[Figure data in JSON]
□ □ □

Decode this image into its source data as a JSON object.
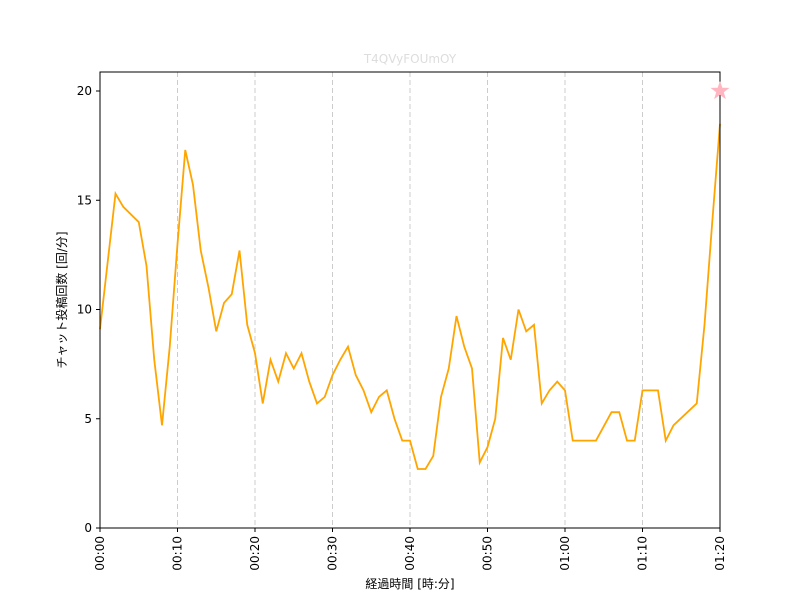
{
  "chart_data": {
    "type": "line",
    "title": "T4QVyFOUmOY",
    "xlabel": "経過時間 [時:分]",
    "ylabel": "チャット投稿回数 [回/分]",
    "x": [
      0,
      2,
      3,
      5,
      6,
      7,
      8,
      9,
      10,
      11,
      12,
      13,
      14,
      15,
      16,
      17,
      18,
      19,
      20,
      21,
      22,
      23,
      24,
      25,
      26,
      27,
      28,
      29,
      30,
      31,
      32,
      33,
      34,
      35,
      36,
      37,
      38,
      39,
      40,
      41,
      42,
      43,
      44,
      45,
      46,
      47,
      48,
      49,
      50,
      51,
      52,
      53,
      54,
      55,
      56,
      57,
      58,
      59,
      60,
      61,
      64,
      66,
      67,
      68,
      69,
      70,
      72,
      73,
      74,
      77,
      78,
      79,
      80
    ],
    "series": [
      {
        "color": "#ffa500",
        "values": [
          9.1,
          15.3,
          14.7,
          14.0,
          12.0,
          7.7,
          4.7,
          8.3,
          13.0,
          17.3,
          15.7,
          12.7,
          11.0,
          9.0,
          10.3,
          10.7,
          12.7,
          9.3,
          8.0,
          5.7,
          7.7,
          6.7,
          8.0,
          7.3,
          8.0,
          6.7,
          5.7,
          6.0,
          7.0,
          7.7,
          8.3,
          7.0,
          6.3,
          5.3,
          6.0,
          6.3,
          5.0,
          4.0,
          4.0,
          2.7,
          2.7,
          3.3,
          6.0,
          7.3,
          9.7,
          8.3,
          7.3,
          3.0,
          3.7,
          5.0,
          8.7,
          7.7,
          10.0,
          9.0,
          9.3,
          5.7,
          6.3,
          6.7,
          6.3,
          4.0,
          4.0,
          5.3,
          5.3,
          4.0,
          4.0,
          6.3,
          6.3,
          4.0,
          4.7,
          5.7,
          9.3,
          14.0,
          18.5
        ]
      }
    ],
    "marker": {
      "x": 80,
      "y": 20,
      "color": "#ffb6c1"
    },
    "xlim": [
      0,
      80
    ],
    "ylim": [
      0,
      20.87
    ],
    "xticks": [
      {
        "value": 0,
        "label": "00:00"
      },
      {
        "value": 10,
        "label": "00:10"
      },
      {
        "value": 20,
        "label": "00:20"
      },
      {
        "value": 30,
        "label": "00:30"
      },
      {
        "value": 40,
        "label": "00:40"
      },
      {
        "value": 50,
        "label": "00:50"
      },
      {
        "value": 60,
        "label": "01:00"
      },
      {
        "value": 70,
        "label": "01:10"
      },
      {
        "value": 80,
        "label": "01:20"
      }
    ],
    "yticks": [
      0,
      5,
      10,
      15,
      20
    ],
    "grid": "x"
  }
}
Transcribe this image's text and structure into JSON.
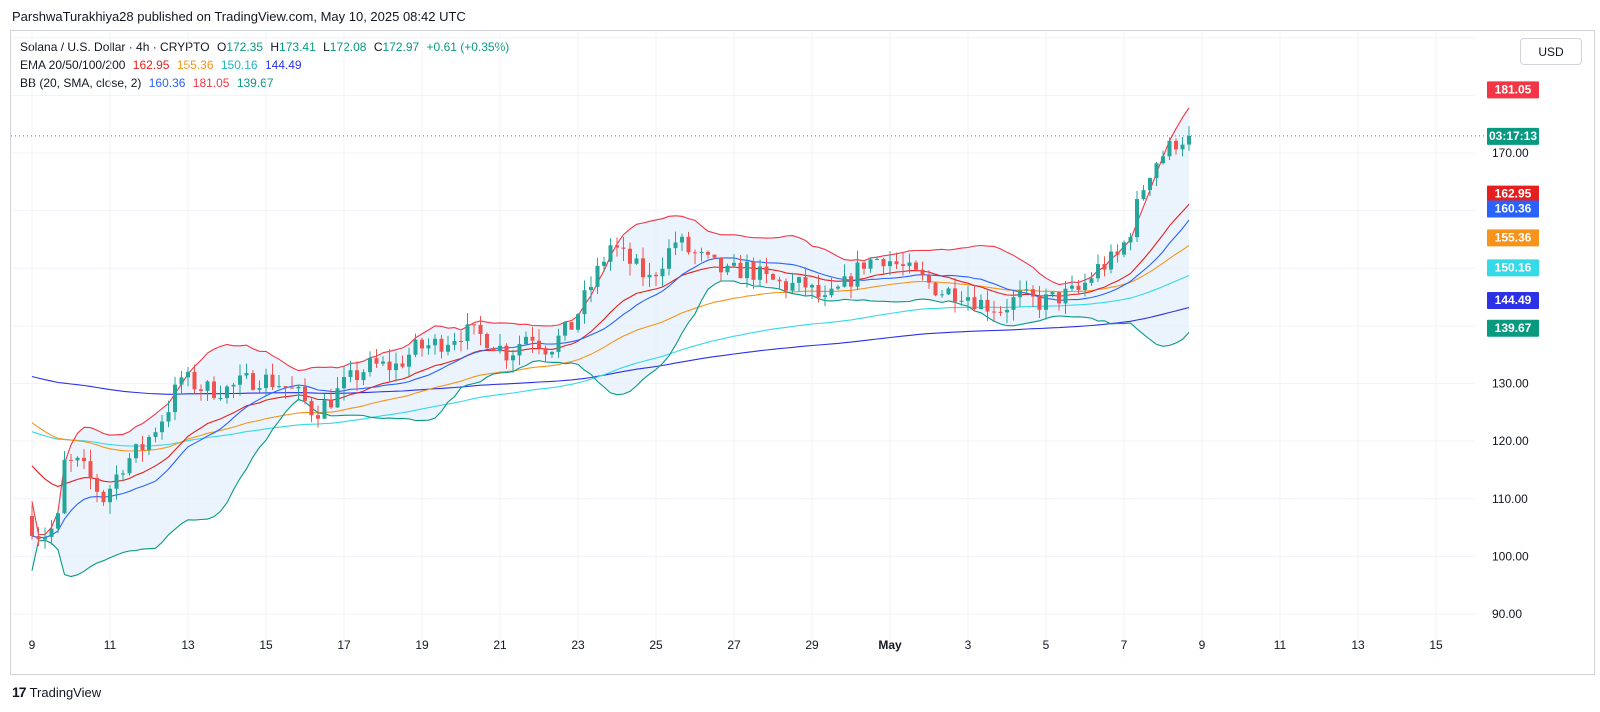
{
  "header": {
    "published": "ParshwaTurakhiya28 published on TradingView.com, May 10, 2025 08:42 UTC"
  },
  "legend": {
    "symbol": "Solana / U.S. Dollar · 4h · CRYPTO",
    "o_label": "O",
    "o": "172.35",
    "h_label": "H",
    "h": "173.41",
    "l_label": "L",
    "l": "172.08",
    "c_label": "C",
    "c": "172.97",
    "change": "+0.61 (+0.35%)",
    "ema_label": "EMA 20/50/100/200",
    "ema20": "162.95",
    "ema50": "155.36",
    "ema100": "150.16",
    "ema200": "144.49",
    "bb_label": "BB (20, SMA, close, 2)",
    "bb_mid": "160.36",
    "bb_up": "181.05",
    "bb_low": "139.67"
  },
  "currency_button": "USD",
  "footer": {
    "brand": "TradingView",
    "logo": "17"
  },
  "colors": {
    "up": "#26a69a",
    "down": "#ef5350",
    "ema20": "#e51e1e",
    "ema50": "#f7931a",
    "ema100": "#35d9e8",
    "ema200": "#2c31e6",
    "bb_mid": "#2962ff",
    "bb_band": "#089981",
    "bb_upper": "#f23645",
    "bb_fill": "#e3f0fb",
    "countdown": "#089981"
  },
  "price_tags": [
    {
      "value": "181.05",
      "color": "#f23645"
    },
    {
      "value": "03:17:13",
      "color": "#089981"
    },
    {
      "value": "162.95",
      "color": "#e51e1e"
    },
    {
      "value": "160.36",
      "color": "#2962ff"
    },
    {
      "value": "155.36",
      "color": "#f7931a"
    },
    {
      "value": "150.16",
      "color": "#35d9e8"
    },
    {
      "value": "144.49",
      "color": "#2c31e6"
    },
    {
      "value": "139.67",
      "color": "#089981"
    }
  ],
  "chart_data": {
    "type": "candlestick",
    "title": "Solana / U.S. Dollar · 4h · CRYPTO",
    "x_range_days": [
      8.75,
      15.2
    ],
    "ylim": [
      87,
      192
    ],
    "y_ticks": [
      "90.00",
      "100.00",
      "110.00",
      "120.00",
      "130.00",
      "170.00"
    ],
    "x_ticks": [
      "9",
      "11",
      "13",
      "15",
      "17",
      "19",
      "21",
      "23",
      "25",
      "27",
      "29",
      "May",
      "3",
      "5",
      "7",
      "9",
      "11",
      "13",
      "15"
    ],
    "last_price": 172.97,
    "grid": true,
    "keypoints": [
      [
        0,
        107
      ],
      [
        0.3,
        104
      ],
      [
        0.6,
        104
      ],
      [
        0.9,
        107
      ],
      [
        1.0,
        116
      ],
      [
        1.4,
        116
      ],
      [
        1.6,
        114
      ],
      [
        2.0,
        110
      ],
      [
        2.5,
        116
      ],
      [
        3.0,
        119
      ],
      [
        3.6,
        125
      ],
      [
        4.0,
        131
      ],
      [
        4.6,
        129
      ],
      [
        5.2,
        129
      ],
      [
        5.5,
        130
      ],
      [
        6.0,
        131
      ],
      [
        6.5,
        130
      ],
      [
        7.0,
        128
      ],
      [
        7.4,
        125
      ],
      [
        7.8,
        127
      ],
      [
        8.2,
        130
      ],
      [
        8.8,
        133
      ],
      [
        9.5,
        133
      ],
      [
        10.0,
        136
      ],
      [
        10.6,
        137
      ],
      [
        11.2,
        139
      ],
      [
        11.8,
        138
      ],
      [
        12.4,
        135
      ],
      [
        12.9,
        139
      ],
      [
        13.4,
        136
      ],
      [
        14.0,
        140
      ],
      [
        14.5,
        147
      ],
      [
        15.0,
        154
      ],
      [
        15.5,
        151
      ],
      [
        16.0,
        148
      ],
      [
        16.7,
        155
      ],
      [
        17.0,
        153
      ],
      [
        17.5,
        151
      ],
      [
        18.0,
        149
      ],
      [
        18.5,
        150
      ],
      [
        19.0,
        148
      ],
      [
        19.5,
        147
      ],
      [
        20.0,
        147
      ],
      [
        20.5,
        144
      ],
      [
        21.0,
        147
      ],
      [
        21.5,
        151
      ],
      [
        22.0,
        152
      ],
      [
        22.5,
        150
      ],
      [
        23.0,
        148
      ],
      [
        23.5,
        146
      ],
      [
        24.0,
        146
      ],
      [
        24.5,
        144
      ],
      [
        25.0,
        143
      ],
      [
        25.5,
        145
      ],
      [
        26.0,
        144
      ],
      [
        26.5,
        145
      ],
      [
        27.0,
        146
      ],
      [
        27.5,
        150
      ],
      [
        28.0,
        152
      ],
      [
        28.3,
        156
      ],
      [
        28.6,
        163
      ],
      [
        28.9,
        168
      ],
      [
        29.2,
        170
      ],
      [
        29.5,
        172
      ],
      [
        29.8,
        172.97
      ]
    ],
    "volatility": 1.8,
    "series_names": [
      "EMA 20",
      "EMA 50",
      "EMA 100",
      "EMA 200",
      "BB basis",
      "BB upper",
      "BB lower"
    ]
  }
}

□ □ □

What is asked » Write the entries above out in full, exactly, with no images.

Answer below »
Decode this image into its source data as a JSON object.
{
  "chart_data": {
    "type": "line",
    "title": "T4QVyFOUmOY",
    "xlabel": "経過時間 [時:分]",
    "ylabel": "チャット投稿回数 [回/分]",
    "x": [
      0,
      2,
      3,
      5,
      6,
      7,
      8,
      9,
      10,
      11,
      12,
      13,
      14,
      15,
      16,
      17,
      18,
      19,
      20,
      21,
      22,
      23,
      24,
      25,
      26,
      27,
      28,
      29,
      30,
      31,
      32,
      33,
      34,
      35,
      36,
      37,
      38,
      39,
      40,
      41,
      42,
      43,
      44,
      45,
      46,
      47,
      48,
      49,
      50,
      51,
      52,
      53,
      54,
      55,
      56,
      57,
      58,
      59,
      60,
      61,
      64,
      66,
      67,
      68,
      69,
      70,
      72,
      73,
      74,
      77,
      78,
      79,
      80
    ],
    "series": [
      {
        "color": "#ffa500",
        "values": [
          9.1,
          15.3,
          14.7,
          14.0,
          12.0,
          7.7,
          4.7,
          8.3,
          13.0,
          17.3,
          15.7,
          12.7,
          11.0,
          9.0,
          10.3,
          10.7,
          12.7,
          9.3,
          8.0,
          5.7,
          7.7,
          6.7,
          8.0,
          7.3,
          8.0,
          6.7,
          5.7,
          6.0,
          7.0,
          7.7,
          8.3,
          7.0,
          6.3,
          5.3,
          6.0,
          6.3,
          5.0,
          4.0,
          4.0,
          2.7,
          2.7,
          3.3,
          6.0,
          7.3,
          9.7,
          8.3,
          7.3,
          3.0,
          3.7,
          5.0,
          8.7,
          7.7,
          10.0,
          9.0,
          9.3,
          5.7,
          6.3,
          6.7,
          6.3,
          4.0,
          4.0,
          5.3,
          5.3,
          4.0,
          4.0,
          6.3,
          6.3,
          4.0,
          4.7,
          5.7,
          9.3,
          14.0,
          18.5
        ]
      }
    ],
    "marker": {
      "x": 80,
      "y": 20,
      "color": "#ffb6c1"
    },
    "xlim": [
      0,
      80
    ],
    "ylim": [
      0,
      20.87
    ],
    "xticks": [
      {
        "value": 0,
        "label": "00:00"
      },
      {
        "value": 10,
        "label": "00:10"
      },
      {
        "value": 20,
        "label": "00:20"
      },
      {
        "value": 30,
        "label": "00:30"
      },
      {
        "value": 40,
        "label": "00:40"
      },
      {
        "value": 50,
        "label": "00:50"
      },
      {
        "value": 60,
        "label": "01:00"
      },
      {
        "value": 70,
        "label": "01:10"
      },
      {
        "value": 80,
        "label": "01:20"
      }
    ],
    "yticks": [
      0,
      5,
      10,
      15,
      20
    ],
    "grid": "x"
  }
}
Transcribe this image's text and structure into JSON.
{
  "header": {
    "published": "ParshwaTurakhiya28 published on TradingView.com, May 10, 2025 08:42 UTC"
  },
  "legend": {
    "symbol": "Solana / U.S. Dollar · 4h · CRYPTO",
    "o_label": "O",
    "o": "172.35",
    "h_label": "H",
    "h": "173.41",
    "l_label": "L",
    "l": "172.08",
    "c_label": "C",
    "c": "172.97",
    "change": "+0.61 (+0.35%)",
    "ema_label": "EMA 20/50/100/200",
    "ema20": "162.95",
    "ema50": "155.36",
    "ema100": "150.16",
    "ema200": "144.49",
    "bb_label": "BB (20, SMA, close, 2)",
    "bb_mid": "160.36",
    "bb_up": "181.05",
    "bb_low": "139.67"
  },
  "currency_button": "USD",
  "footer": {
    "brand": "TradingView",
    "logo": "17"
  },
  "colors": {
    "up": "#26a69a",
    "down": "#ef5350",
    "ema20": "#e51e1e",
    "ema50": "#f7931a",
    "ema100": "#35d9e8",
    "ema200": "#2c31e6",
    "bb_mid": "#2962ff",
    "bb_band": "#089981",
    "bb_upper": "#f23645",
    "bb_fill": "#e3f0fb",
    "countdown": "#089981"
  },
  "price_tags": [
    {
      "value": "181.05",
      "color": "#f23645"
    },
    {
      "value": "03:17:13",
      "color": "#089981"
    },
    {
      "value": "162.95",
      "color": "#e51e1e"
    },
    {
      "value": "160.36",
      "color": "#2962ff"
    },
    {
      "value": "155.36",
      "color": "#f7931a"
    },
    {
      "value": "150.16",
      "color": "#35d9e8"
    },
    {
      "value": "144.49",
      "color": "#2c31e6"
    },
    {
      "value": "139.67",
      "color": "#089981"
    }
  ],
  "chart_data": {
    "type": "candlestick",
    "title": "Solana / U.S. Dollar · 4h · CRYPTO",
    "x_range_days": [
      8.75,
      15.2
    ],
    "ylim": [
      87,
      192
    ],
    "y_ticks": [
      "90.00",
      "100.00",
      "110.00",
      "120.00",
      "130.00",
      "170.00"
    ],
    "x_ticks": [
      "9",
      "11",
      "13",
      "15",
      "17",
      "19",
      "21",
      "23",
      "25",
      "27",
      "29",
      "May",
      "3",
      "5",
      "7",
      "9",
      "11",
      "13",
      "15"
    ],
    "last_price": 172.97,
    "grid": true,
    "keypoints": [
      [
        0,
        107
      ],
      [
        0.3,
        104
      ],
      [
        0.6,
        104
      ],
      [
        0.9,
        107
      ],
      [
        1.0,
        116
      ],
      [
        1.4,
        116
      ],
      [
        1.6,
        114
      ],
      [
        2.0,
        110
      ],
      [
        2.5,
        116
      ],
      [
        3.0,
        119
      ],
      [
        3.6,
        125
      ],
      [
        4.0,
        131
      ],
      [
        4.6,
        129
      ],
      [
        5.2,
        129
      ],
      [
        5.5,
        130
      ],
      [
        6.0,
        131
      ],
      [
        6.5,
        130
      ],
      [
        7.0,
        128
      ],
      [
        7.4,
        125
      ],
      [
        7.8,
        127
      ],
      [
        8.2,
        130
      ],
      [
        8.8,
        133
      ],
      [
        9.5,
        133
      ],
      [
        10.0,
        136
      ],
      [
        10.6,
        137
      ],
      [
        11.2,
        139
      ],
      [
        11.8,
        138
      ],
      [
        12.4,
        135
      ],
      [
        12.9,
        139
      ],
      [
        13.4,
        136
      ],
      [
        14.0,
        140
      ],
      [
        14.5,
        147
      ],
      [
        15.0,
        154
      ],
      [
        15.5,
        151
      ],
      [
        16.0,
        148
      ],
      [
        16.7,
        155
      ],
      [
        17.0,
        153
      ],
      [
        17.5,
        151
      ],
      [
        18.0,
        149
      ],
      [
        18.5,
        150
      ],
      [
        19.0,
        148
      ],
      [
        19.5,
        147
      ],
      [
        20.0,
        147
      ],
      [
        20.5,
        144
      ],
      [
        21.0,
        147
      ],
      [
        21.5,
        151
      ],
      [
        22.0,
        152
      ],
      [
        22.5,
        150
      ],
      [
        23.0,
        148
      ],
      [
        23.5,
        146
      ],
      [
        24.0,
        146
      ],
      [
        24.5,
        144
      ],
      [
        25.0,
        143
      ],
      [
        25.5,
        145
      ],
      [
        26.0,
        144
      ],
      [
        26.5,
        145
      ],
      [
        27.0,
        146
      ],
      [
        27.5,
        150
      ],
      [
        28.0,
        152
      ],
      [
        28.3,
        156
      ],
      [
        28.6,
        163
      ],
      [
        28.9,
        168
      ],
      [
        29.2,
        170
      ],
      [
        29.5,
        172
      ],
      [
        29.8,
        172.97
      ]
    ],
    "volatility": 1.8,
    "series_names": [
      "EMA 20",
      "EMA 50",
      "EMA 100",
      "EMA 200",
      "BB basis",
      "BB upper",
      "BB lower"
    ]
  }
}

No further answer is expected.